# [SUPPLIED MATERIAL]
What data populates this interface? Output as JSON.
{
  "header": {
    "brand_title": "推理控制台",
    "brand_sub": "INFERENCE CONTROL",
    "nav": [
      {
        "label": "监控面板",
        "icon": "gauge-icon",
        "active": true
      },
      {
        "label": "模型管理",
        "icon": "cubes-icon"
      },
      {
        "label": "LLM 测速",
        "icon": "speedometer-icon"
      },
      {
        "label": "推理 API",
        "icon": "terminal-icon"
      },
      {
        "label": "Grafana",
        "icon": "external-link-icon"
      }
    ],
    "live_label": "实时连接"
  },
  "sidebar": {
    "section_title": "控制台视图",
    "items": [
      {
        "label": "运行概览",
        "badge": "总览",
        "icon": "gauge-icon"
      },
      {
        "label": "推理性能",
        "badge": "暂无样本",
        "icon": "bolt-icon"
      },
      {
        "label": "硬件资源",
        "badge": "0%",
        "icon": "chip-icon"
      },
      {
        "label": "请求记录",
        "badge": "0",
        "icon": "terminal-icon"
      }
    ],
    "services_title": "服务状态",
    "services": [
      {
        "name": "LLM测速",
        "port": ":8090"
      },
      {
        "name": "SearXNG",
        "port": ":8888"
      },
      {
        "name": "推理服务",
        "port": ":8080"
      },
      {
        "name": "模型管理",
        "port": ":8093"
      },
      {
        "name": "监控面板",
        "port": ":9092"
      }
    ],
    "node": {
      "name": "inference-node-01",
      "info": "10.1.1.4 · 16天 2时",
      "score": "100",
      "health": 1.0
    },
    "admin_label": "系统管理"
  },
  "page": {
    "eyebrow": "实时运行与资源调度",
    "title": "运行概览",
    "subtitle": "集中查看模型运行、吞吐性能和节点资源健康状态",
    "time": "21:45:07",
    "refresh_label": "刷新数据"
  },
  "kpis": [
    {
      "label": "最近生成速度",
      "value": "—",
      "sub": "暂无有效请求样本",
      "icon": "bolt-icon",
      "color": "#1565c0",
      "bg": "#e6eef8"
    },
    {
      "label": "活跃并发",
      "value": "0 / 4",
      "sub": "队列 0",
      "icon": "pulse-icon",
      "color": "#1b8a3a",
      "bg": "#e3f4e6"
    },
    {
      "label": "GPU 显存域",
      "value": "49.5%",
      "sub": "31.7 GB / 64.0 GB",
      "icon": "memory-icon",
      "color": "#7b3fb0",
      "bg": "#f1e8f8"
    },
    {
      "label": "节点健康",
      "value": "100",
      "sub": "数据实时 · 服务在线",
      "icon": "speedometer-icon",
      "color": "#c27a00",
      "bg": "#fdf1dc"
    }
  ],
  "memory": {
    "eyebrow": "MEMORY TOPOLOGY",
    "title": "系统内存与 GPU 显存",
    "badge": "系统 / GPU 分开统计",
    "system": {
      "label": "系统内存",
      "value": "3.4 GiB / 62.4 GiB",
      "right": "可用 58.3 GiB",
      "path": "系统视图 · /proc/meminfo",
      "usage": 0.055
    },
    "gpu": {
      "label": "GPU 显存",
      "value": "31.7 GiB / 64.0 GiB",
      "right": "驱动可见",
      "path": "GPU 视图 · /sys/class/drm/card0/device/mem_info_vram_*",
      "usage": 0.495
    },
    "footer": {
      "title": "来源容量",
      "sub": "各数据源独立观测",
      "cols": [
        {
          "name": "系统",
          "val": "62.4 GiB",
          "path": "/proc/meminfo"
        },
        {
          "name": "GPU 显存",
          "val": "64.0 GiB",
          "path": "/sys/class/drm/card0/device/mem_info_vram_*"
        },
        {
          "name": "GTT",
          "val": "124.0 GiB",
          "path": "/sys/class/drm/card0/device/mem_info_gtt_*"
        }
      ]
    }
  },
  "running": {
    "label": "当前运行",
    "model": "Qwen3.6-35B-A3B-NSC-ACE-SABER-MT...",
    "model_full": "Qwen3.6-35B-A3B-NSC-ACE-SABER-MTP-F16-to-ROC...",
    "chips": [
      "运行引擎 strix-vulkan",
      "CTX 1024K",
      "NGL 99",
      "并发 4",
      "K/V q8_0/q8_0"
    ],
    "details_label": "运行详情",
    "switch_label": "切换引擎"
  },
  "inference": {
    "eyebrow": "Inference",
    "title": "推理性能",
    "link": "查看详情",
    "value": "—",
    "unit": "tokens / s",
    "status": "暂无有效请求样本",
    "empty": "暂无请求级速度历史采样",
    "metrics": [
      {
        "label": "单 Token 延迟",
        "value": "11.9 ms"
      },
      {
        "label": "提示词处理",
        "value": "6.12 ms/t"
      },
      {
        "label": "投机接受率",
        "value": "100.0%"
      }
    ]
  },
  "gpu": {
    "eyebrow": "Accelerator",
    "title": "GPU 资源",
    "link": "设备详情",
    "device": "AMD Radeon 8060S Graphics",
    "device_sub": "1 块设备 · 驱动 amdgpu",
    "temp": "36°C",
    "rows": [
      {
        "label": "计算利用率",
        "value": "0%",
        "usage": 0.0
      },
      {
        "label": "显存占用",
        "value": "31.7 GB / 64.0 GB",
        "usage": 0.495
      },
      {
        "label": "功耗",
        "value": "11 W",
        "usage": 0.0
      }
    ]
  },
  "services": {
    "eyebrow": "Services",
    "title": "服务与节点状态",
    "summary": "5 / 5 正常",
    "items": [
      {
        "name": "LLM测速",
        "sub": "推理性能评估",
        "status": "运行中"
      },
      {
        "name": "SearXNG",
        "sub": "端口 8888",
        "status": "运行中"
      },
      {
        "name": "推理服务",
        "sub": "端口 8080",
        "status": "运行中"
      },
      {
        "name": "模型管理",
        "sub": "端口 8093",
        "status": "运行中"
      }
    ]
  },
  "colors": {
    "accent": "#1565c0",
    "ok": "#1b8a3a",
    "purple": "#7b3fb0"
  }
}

# [TO BE DONE]
Each entry is to be returned in full, character for character.

# [WRITTEN REPLY]
What data populates this interface? Output as JSON.
{
  "header": {
    "brand_title": "推理控制台",
    "brand_sub": "INFERENCE CONTROL",
    "nav": [
      {
        "label": "监控面板",
        "icon": "gauge-icon",
        "active": true
      },
      {
        "label": "模型管理",
        "icon": "cubes-icon"
      },
      {
        "label": "LLM 测速",
        "icon": "speedometer-icon"
      },
      {
        "label": "推理 API",
        "icon": "terminal-icon"
      },
      {
        "label": "Grafana",
        "icon": "external-link-icon"
      }
    ],
    "live_label": "实时连接"
  },
  "sidebar": {
    "section_title": "控制台视图",
    "items": [
      {
        "label": "运行概览",
        "badge": "总览",
        "icon": "gauge-icon"
      },
      {
        "label": "推理性能",
        "badge": "暂无样本",
        "icon": "bolt-icon"
      },
      {
        "label": "硬件资源",
        "badge": "0%",
        "icon": "chip-icon"
      },
      {
        "label": "请求记录",
        "badge": "0",
        "icon": "terminal-icon"
      }
    ],
    "services_title": "服务状态",
    "services": [
      {
        "name": "LLM测速",
        "port": ":8090"
      },
      {
        "name": "SearXNG",
        "port": ":8888"
      },
      {
        "name": "推理服务",
        "port": ":8080"
      },
      {
        "name": "模型管理",
        "port": ":8093"
      },
      {
        "name": "监控面板",
        "port": ":9092"
      }
    ],
    "node": {
      "name": "inference-node-01",
      "info": "10.1.1.4 · 16天 2时",
      "score": "100",
      "health": 1.0
    },
    "admin_label": "系统管理"
  },
  "page": {
    "eyebrow": "实时运行与资源调度",
    "title": "运行概览",
    "subtitle": "集中查看模型运行、吞吐性能和节点资源健康状态",
    "time": "21:45:07",
    "refresh_label": "刷新数据"
  },
  "kpis": [
    {
      "label": "最近生成速度",
      "value": "—",
      "sub": "暂无有效请求样本",
      "icon": "bolt-icon",
      "color": "#1565c0",
      "bg": "#e6eef8"
    },
    {
      "label": "活跃并发",
      "value": "0 / 4",
      "sub": "队列 0",
      "icon": "pulse-icon",
      "color": "#1b8a3a",
      "bg": "#e3f4e6"
    },
    {
      "label": "GPU 显存域",
      "value": "49.5%",
      "sub": "31.7 GB / 64.0 GB",
      "icon": "memory-icon",
      "color": "#7b3fb0",
      "bg": "#f1e8f8"
    },
    {
      "label": "节点健康",
      "value": "100",
      "sub": "数据实时 · 服务在线",
      "icon": "speedometer-icon",
      "color": "#c27a00",
      "bg": "#fdf1dc"
    }
  ],
  "memory": {
    "eyebrow": "MEMORY TOPOLOGY",
    "title": "系统内存与 GPU 显存",
    "badge": "系统 / GPU 分开统计",
    "system": {
      "label": "系统内存",
      "value": "3.4 GiB / 62.4 GiB",
      "right": "可用 58.3 GiB",
      "path": "系统视图 · /proc/meminfo",
      "usage": 0.055
    },
    "gpu": {
      "label": "GPU 显存",
      "value": "31.7 GiB / 64.0 GiB",
      "right": "驱动可见",
      "path": "GPU 视图 · /sys/class/drm/card0/device/mem_info_vram_*",
      "usage": 0.495
    },
    "footer": {
      "title": "来源容量",
      "sub": "各数据源独立观测",
      "cols": [
        {
          "name": "系统",
          "val": "62.4 GiB",
          "path": "/proc/meminfo"
        },
        {
          "name": "GPU 显存",
          "val": "64.0 GiB",
          "path": "/sys/class/drm/card0/device/mem_info_vram_*"
        },
        {
          "name": "GTT",
          "val": "124.0 GiB",
          "path": "/sys/class/drm/card0/device/mem_info_gtt_*"
        }
      ]
    }
  },
  "running": {
    "label": "当前运行",
    "model": "Qwen3.6-35B-A3B-NSC-ACE-SABER-MT...",
    "model_full": "Qwen3.6-35B-A3B-NSC-ACE-SABER-MTP-F16-to-ROC...",
    "chips": [
      "运行引擎 strix-vulkan",
      "CTX 1024K",
      "NGL 99",
      "并发 4",
      "K/V q8_0/q8_0"
    ],
    "details_label": "运行详情",
    "switch_label": "切换引擎"
  },
  "inference": {
    "eyebrow": "Inference",
    "title": "推理性能",
    "link": "查看详情",
    "value": "—",
    "unit": "tokens / s",
    "status": "暂无有效请求样本",
    "empty": "暂无请求级速度历史采样",
    "metrics": [
      {
        "label": "单 Token 延迟",
        "value": "11.9 ms"
      },
      {
        "label": "提示词处理",
        "value": "6.12 ms/t"
      },
      {
        "label": "投机接受率",
        "value": "100.0%"
      }
    ]
  },
  "gpu": {
    "eyebrow": "Accelerator",
    "title": "GPU 资源",
    "link": "设备详情",
    "device": "AMD Radeon 8060S Graphics",
    "device_sub": "1 块设备 · 驱动 amdgpu",
    "temp": "36°C",
    "rows": [
      {
        "label": "计算利用率",
        "value": "0%",
        "usage": 0.0
      },
      {
        "label": "显存占用",
        "value": "31.7 GB / 64.0 GB",
        "usage": 0.495
      },
      {
        "label": "功耗",
        "value": "11 W",
        "usage": 0.0
      }
    ]
  },
  "services": {
    "eyebrow": "Services",
    "title": "服务与节点状态",
    "summary": "5 / 5 正常",
    "items": [
      {
        "name": "LLM测速",
        "sub": "推理性能评估",
        "status": "运行中"
      },
      {
        "name": "SearXNG",
        "sub": "端口 8888",
        "status": "运行中"
      },
      {
        "name": "推理服务",
        "sub": "端口 8080",
        "status": "运行中"
      },
      {
        "name": "模型管理",
        "sub": "端口 8093",
        "status": "运行中"
      }
    ]
  },
  "colors": {
    "accent": "#1565c0",
    "ok": "#1b8a3a",
    "purple": "#7b3fb0"
  }
}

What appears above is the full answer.